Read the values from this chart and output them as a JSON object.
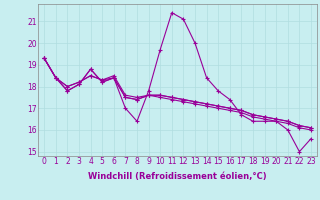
{
  "xlabel": "Windchill (Refroidissement éolien,°C)",
  "background_color": "#c8eef0",
  "line_color": "#990099",
  "grid_color": "#b0dde0",
  "xmin": -0.5,
  "xmax": 23.5,
  "ymin": 14.8,
  "ymax": 21.8,
  "yticks": [
    15,
    16,
    17,
    18,
    19,
    20,
    21
  ],
  "xticks": [
    0,
    1,
    2,
    3,
    4,
    5,
    6,
    7,
    8,
    9,
    10,
    11,
    12,
    13,
    14,
    15,
    16,
    17,
    18,
    19,
    20,
    21,
    22,
    23
  ],
  "series": [
    [
      19.3,
      18.4,
      17.8,
      18.1,
      18.8,
      18.2,
      18.4,
      17.0,
      16.4,
      17.8,
      19.7,
      21.4,
      21.1,
      20.0,
      18.4,
      17.8,
      17.4,
      16.7,
      16.4,
      16.4,
      16.4,
      16.0,
      15.0,
      15.6
    ],
    [
      19.3,
      18.4,
      18.0,
      18.2,
      18.5,
      18.3,
      18.4,
      17.5,
      17.4,
      17.6,
      17.5,
      17.4,
      17.3,
      17.2,
      17.1,
      17.0,
      16.9,
      16.8,
      16.6,
      16.5,
      16.4,
      16.3,
      16.1,
      16.0
    ],
    [
      19.3,
      18.4,
      18.0,
      18.2,
      18.5,
      18.3,
      18.5,
      17.6,
      17.5,
      17.6,
      17.6,
      17.5,
      17.4,
      17.3,
      17.2,
      17.1,
      17.0,
      16.9,
      16.7,
      16.6,
      16.5,
      16.4,
      16.2,
      16.1
    ],
    [
      19.3,
      18.4,
      17.8,
      18.1,
      18.8,
      18.2,
      18.4,
      17.5,
      17.4,
      17.6,
      17.6,
      17.5,
      17.4,
      17.3,
      17.2,
      17.1,
      17.0,
      16.9,
      16.7,
      16.6,
      16.5,
      16.4,
      16.2,
      16.1
    ]
  ],
  "tick_fontsize": 5.5,
  "xlabel_fontsize": 6,
  "marker_size": 3,
  "linewidth": 0.8
}
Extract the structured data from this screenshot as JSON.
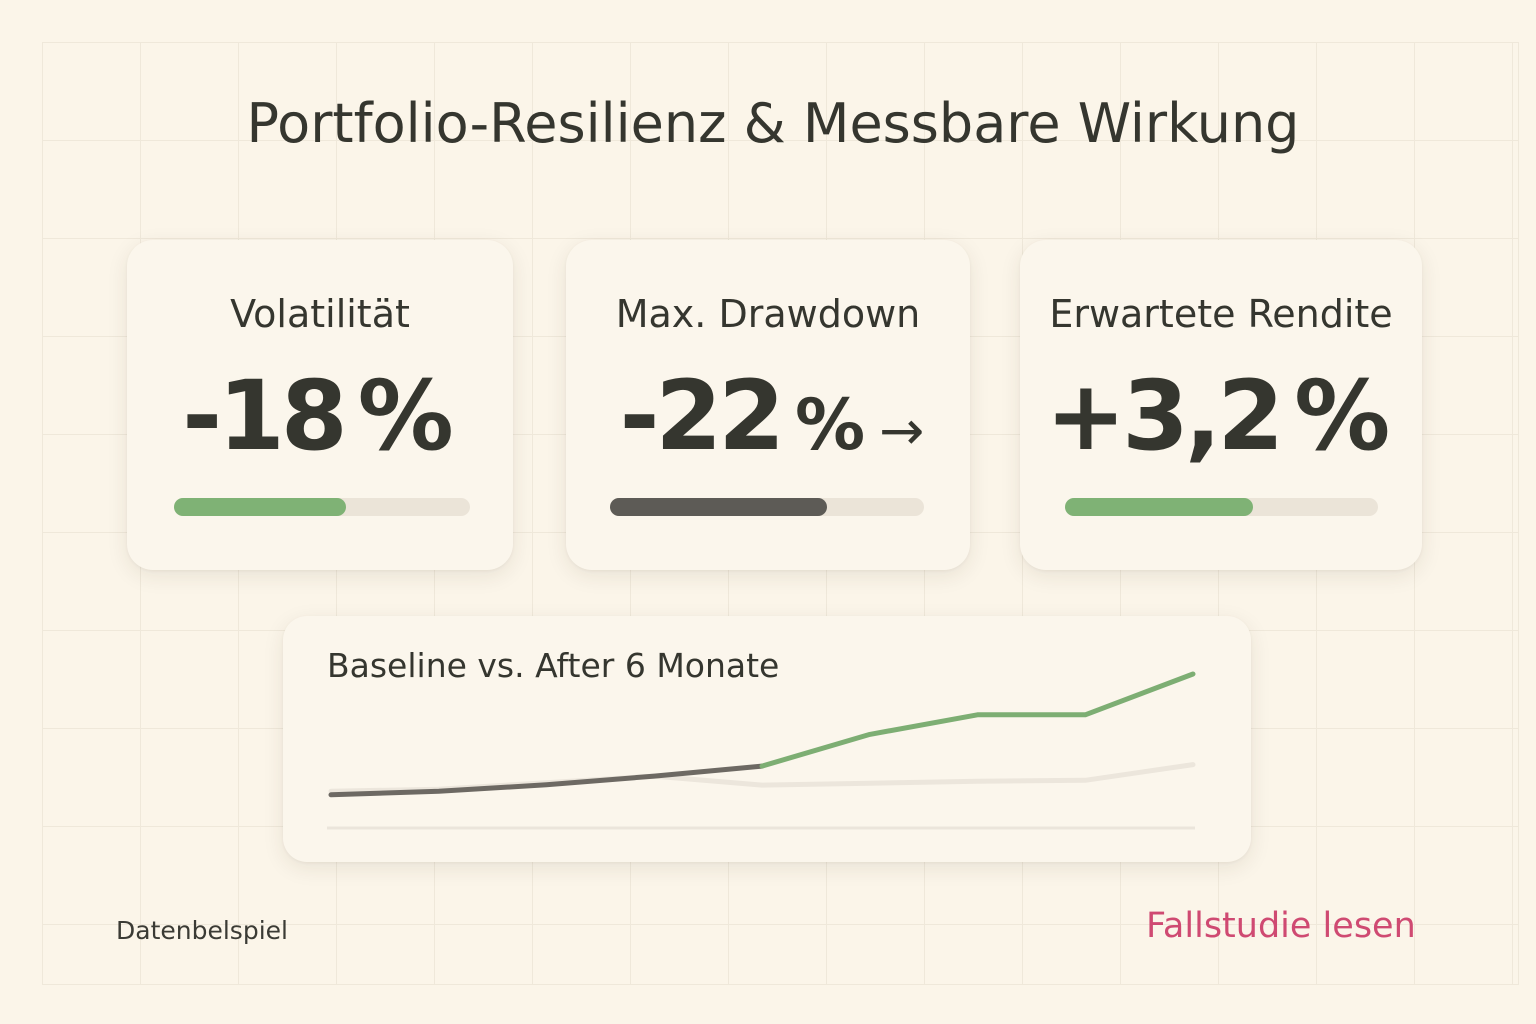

## Problem to work on
Within the listing, how many lines hold the word "JSON"? Only the number is to be given.

## Task result
2